WHAT TO DO - Your task is to print the material below exactly as presented.

# # #

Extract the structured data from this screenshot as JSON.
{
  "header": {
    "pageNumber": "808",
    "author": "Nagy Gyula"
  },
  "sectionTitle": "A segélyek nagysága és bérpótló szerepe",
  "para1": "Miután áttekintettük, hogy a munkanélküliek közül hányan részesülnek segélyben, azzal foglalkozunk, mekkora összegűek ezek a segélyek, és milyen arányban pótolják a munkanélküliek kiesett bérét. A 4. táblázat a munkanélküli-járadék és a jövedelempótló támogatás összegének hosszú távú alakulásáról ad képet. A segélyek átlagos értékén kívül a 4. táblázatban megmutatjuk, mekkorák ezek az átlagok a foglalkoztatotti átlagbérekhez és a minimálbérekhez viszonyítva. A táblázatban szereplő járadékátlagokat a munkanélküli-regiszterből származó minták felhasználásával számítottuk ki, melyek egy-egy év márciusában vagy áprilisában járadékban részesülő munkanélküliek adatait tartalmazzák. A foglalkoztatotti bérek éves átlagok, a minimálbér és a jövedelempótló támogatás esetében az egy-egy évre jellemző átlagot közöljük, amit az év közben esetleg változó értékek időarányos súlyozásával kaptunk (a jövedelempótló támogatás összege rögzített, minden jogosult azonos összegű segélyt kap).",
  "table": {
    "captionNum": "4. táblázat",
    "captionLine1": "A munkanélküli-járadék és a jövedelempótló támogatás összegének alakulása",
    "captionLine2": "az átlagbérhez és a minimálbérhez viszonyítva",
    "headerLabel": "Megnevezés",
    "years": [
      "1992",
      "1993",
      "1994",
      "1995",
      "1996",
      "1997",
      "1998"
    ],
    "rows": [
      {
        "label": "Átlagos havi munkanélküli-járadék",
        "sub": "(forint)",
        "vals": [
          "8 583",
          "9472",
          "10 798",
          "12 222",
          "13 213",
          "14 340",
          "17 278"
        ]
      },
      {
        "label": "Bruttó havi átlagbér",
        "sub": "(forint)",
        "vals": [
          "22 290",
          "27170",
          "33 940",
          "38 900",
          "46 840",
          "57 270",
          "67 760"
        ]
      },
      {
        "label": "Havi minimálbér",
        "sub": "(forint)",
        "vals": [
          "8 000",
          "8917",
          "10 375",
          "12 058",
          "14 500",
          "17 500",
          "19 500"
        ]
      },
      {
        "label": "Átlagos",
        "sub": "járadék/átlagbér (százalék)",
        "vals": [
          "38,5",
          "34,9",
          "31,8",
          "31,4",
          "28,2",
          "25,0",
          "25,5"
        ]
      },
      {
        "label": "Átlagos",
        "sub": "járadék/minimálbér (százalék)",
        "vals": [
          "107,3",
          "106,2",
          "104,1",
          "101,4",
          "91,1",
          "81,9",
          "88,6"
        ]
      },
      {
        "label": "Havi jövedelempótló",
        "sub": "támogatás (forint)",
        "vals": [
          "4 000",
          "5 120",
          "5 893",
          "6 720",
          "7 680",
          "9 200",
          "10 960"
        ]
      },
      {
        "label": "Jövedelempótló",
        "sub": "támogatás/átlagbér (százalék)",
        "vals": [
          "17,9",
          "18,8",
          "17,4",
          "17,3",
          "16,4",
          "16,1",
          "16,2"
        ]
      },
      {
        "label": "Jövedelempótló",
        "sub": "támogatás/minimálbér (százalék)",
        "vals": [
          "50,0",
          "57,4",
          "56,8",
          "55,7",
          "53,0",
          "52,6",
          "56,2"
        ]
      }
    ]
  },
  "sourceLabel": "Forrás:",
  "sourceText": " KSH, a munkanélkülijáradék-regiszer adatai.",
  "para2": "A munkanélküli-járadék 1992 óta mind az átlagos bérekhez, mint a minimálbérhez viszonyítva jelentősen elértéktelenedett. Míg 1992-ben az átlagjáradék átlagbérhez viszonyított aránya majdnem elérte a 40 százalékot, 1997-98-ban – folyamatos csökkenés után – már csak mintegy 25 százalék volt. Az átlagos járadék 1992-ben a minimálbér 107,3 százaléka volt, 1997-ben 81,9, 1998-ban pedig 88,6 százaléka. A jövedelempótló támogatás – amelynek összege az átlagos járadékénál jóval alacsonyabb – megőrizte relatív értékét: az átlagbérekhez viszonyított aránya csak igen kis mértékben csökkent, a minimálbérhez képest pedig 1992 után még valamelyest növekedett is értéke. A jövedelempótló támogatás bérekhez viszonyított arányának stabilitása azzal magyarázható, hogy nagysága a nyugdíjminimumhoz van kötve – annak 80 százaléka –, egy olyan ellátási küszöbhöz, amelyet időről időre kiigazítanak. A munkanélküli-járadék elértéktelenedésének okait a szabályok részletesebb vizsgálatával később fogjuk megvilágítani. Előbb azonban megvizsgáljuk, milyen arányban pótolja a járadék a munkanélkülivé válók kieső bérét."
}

# # #

SOLUTION FOR THIS EXERCISE -
Extract the structured data from this screenshot as JSON.
{
  "header": {
    "pageNumber": "808",
    "author": "Nagy Gyula"
  },
  "sectionTitle": "A segélyek nagysága és bérpótló szerepe",
  "para1": "Miután áttekintettük, hogy a munkanélküliek közül hányan részesülnek segélyben, azzal foglalkozunk, mekkora összegűek ezek a segélyek, és milyen arányban pótolják a munkanélküliek kiesett bérét. A 4. táblázat a munkanélküli-járadék és a jövedelempótló támogatás összegének hosszú távú alakulásáról ad képet. A segélyek átlagos értékén kívül a 4. táblázatban megmutatjuk, mekkorák ezek az átlagok a foglalkoztatotti átlagbérekhez és a minimálbérekhez viszonyítva. A táblázatban szereplő járadékátlagokat a munkanélküli-regiszterből származó minták felhasználásával számítottuk ki, melyek egy-egy év márciusában vagy áprilisában járadékban részesülő munkanélküliek adatait tartalmazzák. A foglalkoztatotti bérek éves átlagok, a minimálbér és a jövedelempótló támogatás esetében az egy-egy évre jellemző átlagot közöljük, amit az év közben esetleg változó értékek időarányos súlyozásával kaptunk (a jövedelempótló támogatás összege rögzített, minden jogosult azonos összegű segélyt kap).",
  "table": {
    "captionNum": "4. táblázat",
    "captionLine1": "A munkanélküli-járadék és a jövedelempótló támogatás összegének alakulása",
    "captionLine2": "az átlagbérhez és a minimálbérhez viszonyítva",
    "headerLabel": "Megnevezés",
    "years": [
      "1992",
      "1993",
      "1994",
      "1995",
      "1996",
      "1997",
      "1998"
    ],
    "rows": [
      {
        "label": "Átlagos havi munkanélküli-járadék",
        "sub": "(forint)",
        "vals": [
          "8 583",
          "9472",
          "10 798",
          "12 222",
          "13 213",
          "14 340",
          "17 278"
        ]
      },
      {
        "label": "Bruttó havi átlagbér",
        "sub": "(forint)",
        "vals": [
          "22 290",
          "27170",
          "33 940",
          "38 900",
          "46 840",
          "57 270",
          "67 760"
        ]
      },
      {
        "label": "Havi minimálbér",
        "sub": "(forint)",
        "vals": [
          "8 000",
          "8917",
          "10 375",
          "12 058",
          "14 500",
          "17 500",
          "19 500"
        ]
      },
      {
        "label": "Átlagos",
        "sub": "járadék/átlagbér (százalék)",
        "vals": [
          "38,5",
          "34,9",
          "31,8",
          "31,4",
          "28,2",
          "25,0",
          "25,5"
        ]
      },
      {
        "label": "Átlagos",
        "sub": "járadék/minimálbér (százalék)",
        "vals": [
          "107,3",
          "106,2",
          "104,1",
          "101,4",
          "91,1",
          "81,9",
          "88,6"
        ]
      },
      {
        "label": "Havi jövedelempótló",
        "sub": "támogatás (forint)",
        "vals": [
          "4 000",
          "5 120",
          "5 893",
          "6 720",
          "7 680",
          "9 200",
          "10 960"
        ]
      },
      {
        "label": "Jövedelempótló",
        "sub": "támogatás/átlagbér (százalék)",
        "vals": [
          "17,9",
          "18,8",
          "17,4",
          "17,3",
          "16,4",
          "16,1",
          "16,2"
        ]
      },
      {
        "label": "Jövedelempótló",
        "sub": "támogatás/minimálbér (százalék)",
        "vals": [
          "50,0",
          "57,4",
          "56,8",
          "55,7",
          "53,0",
          "52,6",
          "56,2"
        ]
      }
    ]
  },
  "sourceLabel": "Forrás:",
  "sourceText": " KSH, a munkanélkülijáradék-regiszer adatai.",
  "para2": "A munkanélküli-járadék 1992 óta mind az átlagos bérekhez, mint a minimálbérhez viszonyítva jelentősen elértéktelenedett. Míg 1992-ben az átlagjáradék átlagbérhez viszonyított aránya majdnem elérte a 40 százalékot, 1997-98-ban – folyamatos csökkenés után – már csak mintegy 25 százalék volt. Az átlagos járadék 1992-ben a minimálbér 107,3 százaléka volt, 1997-ben 81,9, 1998-ban pedig 88,6 százaléka. A jövedelempótló támogatás – amelynek összege az átlagos járadékénál jóval alacsonyabb – megőrizte relatív értékét: az átlagbérekhez viszonyított aránya csak igen kis mértékben csökkent, a minimálbérhez képest pedig 1992 után még valamelyest növekedett is értéke. A jövedelempótló támogatás bérekhez viszonyított arányának stabilitása azzal magyarázható, hogy nagysága a nyugdíjminimumhoz van kötve – annak 80 százaléka –, egy olyan ellátási küszöbhöz, amelyet időről időre kiigazítanak. A munkanélküli-járadék elértéktelenedésének okait a szabályok részletesebb vizsgálatával később fogjuk megvilágítani. Előbb azonban megvizsgáljuk, milyen arányban pótolja a járadék a munkanélkülivé válók kieső bérét."
}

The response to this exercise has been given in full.